— begin Data to use —

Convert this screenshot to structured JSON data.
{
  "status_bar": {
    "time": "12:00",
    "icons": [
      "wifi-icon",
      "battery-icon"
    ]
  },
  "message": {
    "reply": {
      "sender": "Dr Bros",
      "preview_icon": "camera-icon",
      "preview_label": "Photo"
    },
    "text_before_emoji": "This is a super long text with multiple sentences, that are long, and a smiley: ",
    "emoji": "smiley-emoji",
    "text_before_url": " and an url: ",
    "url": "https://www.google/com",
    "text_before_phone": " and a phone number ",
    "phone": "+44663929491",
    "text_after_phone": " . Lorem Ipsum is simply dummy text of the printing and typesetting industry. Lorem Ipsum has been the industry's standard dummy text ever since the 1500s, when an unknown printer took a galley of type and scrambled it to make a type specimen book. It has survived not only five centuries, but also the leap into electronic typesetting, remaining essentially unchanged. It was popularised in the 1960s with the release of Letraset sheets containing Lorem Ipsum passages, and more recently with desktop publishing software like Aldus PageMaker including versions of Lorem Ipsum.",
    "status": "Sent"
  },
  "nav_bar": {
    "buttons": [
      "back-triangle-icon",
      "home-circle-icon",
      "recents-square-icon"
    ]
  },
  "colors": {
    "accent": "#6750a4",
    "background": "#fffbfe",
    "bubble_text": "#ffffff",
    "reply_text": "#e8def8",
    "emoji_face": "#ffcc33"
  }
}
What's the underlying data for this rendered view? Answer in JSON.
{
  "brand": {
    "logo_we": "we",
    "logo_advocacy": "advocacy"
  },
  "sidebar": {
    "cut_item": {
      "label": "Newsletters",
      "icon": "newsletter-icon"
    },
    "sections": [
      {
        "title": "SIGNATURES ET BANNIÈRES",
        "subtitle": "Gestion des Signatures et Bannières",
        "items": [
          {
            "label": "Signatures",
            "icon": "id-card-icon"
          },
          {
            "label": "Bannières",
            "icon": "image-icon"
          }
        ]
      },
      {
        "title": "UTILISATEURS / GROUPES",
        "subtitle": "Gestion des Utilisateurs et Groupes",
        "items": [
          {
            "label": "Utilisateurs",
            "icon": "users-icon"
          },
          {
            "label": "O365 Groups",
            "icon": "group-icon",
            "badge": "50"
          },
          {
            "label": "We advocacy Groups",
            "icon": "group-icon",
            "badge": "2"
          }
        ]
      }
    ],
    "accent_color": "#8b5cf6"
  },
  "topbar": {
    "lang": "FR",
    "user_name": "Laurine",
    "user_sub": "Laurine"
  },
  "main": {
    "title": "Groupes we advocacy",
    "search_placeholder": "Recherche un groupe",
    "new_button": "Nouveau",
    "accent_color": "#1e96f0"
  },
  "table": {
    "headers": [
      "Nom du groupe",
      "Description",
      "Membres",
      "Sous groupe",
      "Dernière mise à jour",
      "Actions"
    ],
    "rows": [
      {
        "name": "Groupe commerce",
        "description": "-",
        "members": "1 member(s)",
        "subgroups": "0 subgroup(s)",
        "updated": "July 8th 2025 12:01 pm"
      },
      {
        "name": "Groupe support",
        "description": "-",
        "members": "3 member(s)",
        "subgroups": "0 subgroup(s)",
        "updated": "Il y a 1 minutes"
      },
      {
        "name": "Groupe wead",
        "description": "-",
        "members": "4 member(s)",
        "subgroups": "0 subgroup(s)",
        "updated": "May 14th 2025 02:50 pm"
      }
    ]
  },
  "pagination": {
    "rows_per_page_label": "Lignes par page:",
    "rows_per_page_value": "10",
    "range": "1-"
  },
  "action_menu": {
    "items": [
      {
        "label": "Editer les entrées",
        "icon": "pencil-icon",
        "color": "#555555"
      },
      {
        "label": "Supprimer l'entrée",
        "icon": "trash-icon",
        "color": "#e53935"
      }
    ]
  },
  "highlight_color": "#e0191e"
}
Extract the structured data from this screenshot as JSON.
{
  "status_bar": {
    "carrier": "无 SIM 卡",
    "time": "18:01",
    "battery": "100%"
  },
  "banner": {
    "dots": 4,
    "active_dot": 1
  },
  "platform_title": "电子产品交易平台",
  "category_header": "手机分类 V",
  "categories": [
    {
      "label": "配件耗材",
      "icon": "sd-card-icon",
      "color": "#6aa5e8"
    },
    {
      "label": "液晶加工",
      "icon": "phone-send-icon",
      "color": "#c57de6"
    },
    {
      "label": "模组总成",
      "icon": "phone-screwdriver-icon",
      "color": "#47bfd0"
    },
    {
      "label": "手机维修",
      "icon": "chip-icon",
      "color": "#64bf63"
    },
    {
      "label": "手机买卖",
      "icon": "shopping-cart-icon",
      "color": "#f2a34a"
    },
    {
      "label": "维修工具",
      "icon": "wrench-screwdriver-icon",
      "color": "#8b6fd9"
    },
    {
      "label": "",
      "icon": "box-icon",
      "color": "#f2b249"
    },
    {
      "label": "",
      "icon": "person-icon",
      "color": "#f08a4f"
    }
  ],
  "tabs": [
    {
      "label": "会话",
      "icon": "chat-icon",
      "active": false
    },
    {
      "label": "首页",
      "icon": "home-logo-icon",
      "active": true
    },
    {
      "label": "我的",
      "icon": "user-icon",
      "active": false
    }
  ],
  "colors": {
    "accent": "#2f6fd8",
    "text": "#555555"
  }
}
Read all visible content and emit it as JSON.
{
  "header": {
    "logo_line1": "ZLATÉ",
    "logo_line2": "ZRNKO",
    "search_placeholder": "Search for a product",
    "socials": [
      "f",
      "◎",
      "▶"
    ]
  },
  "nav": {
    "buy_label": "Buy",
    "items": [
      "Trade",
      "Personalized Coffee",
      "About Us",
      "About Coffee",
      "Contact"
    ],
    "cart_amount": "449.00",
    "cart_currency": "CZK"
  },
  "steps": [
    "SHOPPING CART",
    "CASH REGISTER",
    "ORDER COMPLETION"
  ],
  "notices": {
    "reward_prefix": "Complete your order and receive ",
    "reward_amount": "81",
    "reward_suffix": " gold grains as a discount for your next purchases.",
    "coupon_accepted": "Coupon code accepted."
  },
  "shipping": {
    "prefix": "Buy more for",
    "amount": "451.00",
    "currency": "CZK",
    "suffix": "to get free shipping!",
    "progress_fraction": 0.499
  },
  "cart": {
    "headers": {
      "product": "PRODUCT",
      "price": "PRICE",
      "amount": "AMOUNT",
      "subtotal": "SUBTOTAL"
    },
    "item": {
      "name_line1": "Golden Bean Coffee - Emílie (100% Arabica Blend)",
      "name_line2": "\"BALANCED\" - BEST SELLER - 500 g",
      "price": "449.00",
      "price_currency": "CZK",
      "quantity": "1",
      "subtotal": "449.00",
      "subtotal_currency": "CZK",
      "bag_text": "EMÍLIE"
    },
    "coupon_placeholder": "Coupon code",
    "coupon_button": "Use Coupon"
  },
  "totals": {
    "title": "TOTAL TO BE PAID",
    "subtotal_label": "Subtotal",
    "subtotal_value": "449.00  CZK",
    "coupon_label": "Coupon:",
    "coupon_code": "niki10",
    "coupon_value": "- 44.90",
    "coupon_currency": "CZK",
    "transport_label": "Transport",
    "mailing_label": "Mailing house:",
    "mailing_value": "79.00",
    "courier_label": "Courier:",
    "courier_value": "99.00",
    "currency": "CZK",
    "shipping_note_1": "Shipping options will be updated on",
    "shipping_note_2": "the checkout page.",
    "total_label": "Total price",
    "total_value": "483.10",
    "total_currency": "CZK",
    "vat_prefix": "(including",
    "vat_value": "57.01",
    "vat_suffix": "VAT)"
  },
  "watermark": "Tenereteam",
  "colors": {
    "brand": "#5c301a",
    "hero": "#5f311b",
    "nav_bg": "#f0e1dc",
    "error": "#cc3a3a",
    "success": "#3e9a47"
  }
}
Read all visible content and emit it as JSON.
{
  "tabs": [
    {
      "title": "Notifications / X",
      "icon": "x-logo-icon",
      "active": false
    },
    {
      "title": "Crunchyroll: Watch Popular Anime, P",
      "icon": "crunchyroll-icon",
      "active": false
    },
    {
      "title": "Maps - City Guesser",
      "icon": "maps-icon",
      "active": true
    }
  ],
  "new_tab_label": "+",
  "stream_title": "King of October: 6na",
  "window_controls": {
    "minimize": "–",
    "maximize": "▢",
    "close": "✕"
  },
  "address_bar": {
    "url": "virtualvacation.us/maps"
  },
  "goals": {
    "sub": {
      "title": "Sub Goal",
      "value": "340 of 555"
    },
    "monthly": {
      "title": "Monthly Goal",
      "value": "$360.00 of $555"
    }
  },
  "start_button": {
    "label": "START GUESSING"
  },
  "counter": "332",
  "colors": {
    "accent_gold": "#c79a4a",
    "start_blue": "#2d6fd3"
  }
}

— end Data to use —

Task to complete
Lines that hold the word "with" are the ones to return, every one of them.

Complete output
    "text_before_emoji": "This is a super long text with multiple sentences, that are long, and a smiley: ",
    "text_after_phone": " . Lorem Ipsum is simply dummy text of the printing and typesetting industry. Lorem Ipsum has been the industry's standard dummy text ever since the 1500s, when an unknown printer took a galley of type and scrambled it to make a type specimen book. It has survived not only five centuries, but also the leap into electronic typesetting, remaining essentially unchanged. It was popularised in the 1960s with the release of Letraset sheets containing Lorem Ipsum passages, and more recently with desktop publishing software like Aldus PageMaker including versions of Lorem Ipsum.",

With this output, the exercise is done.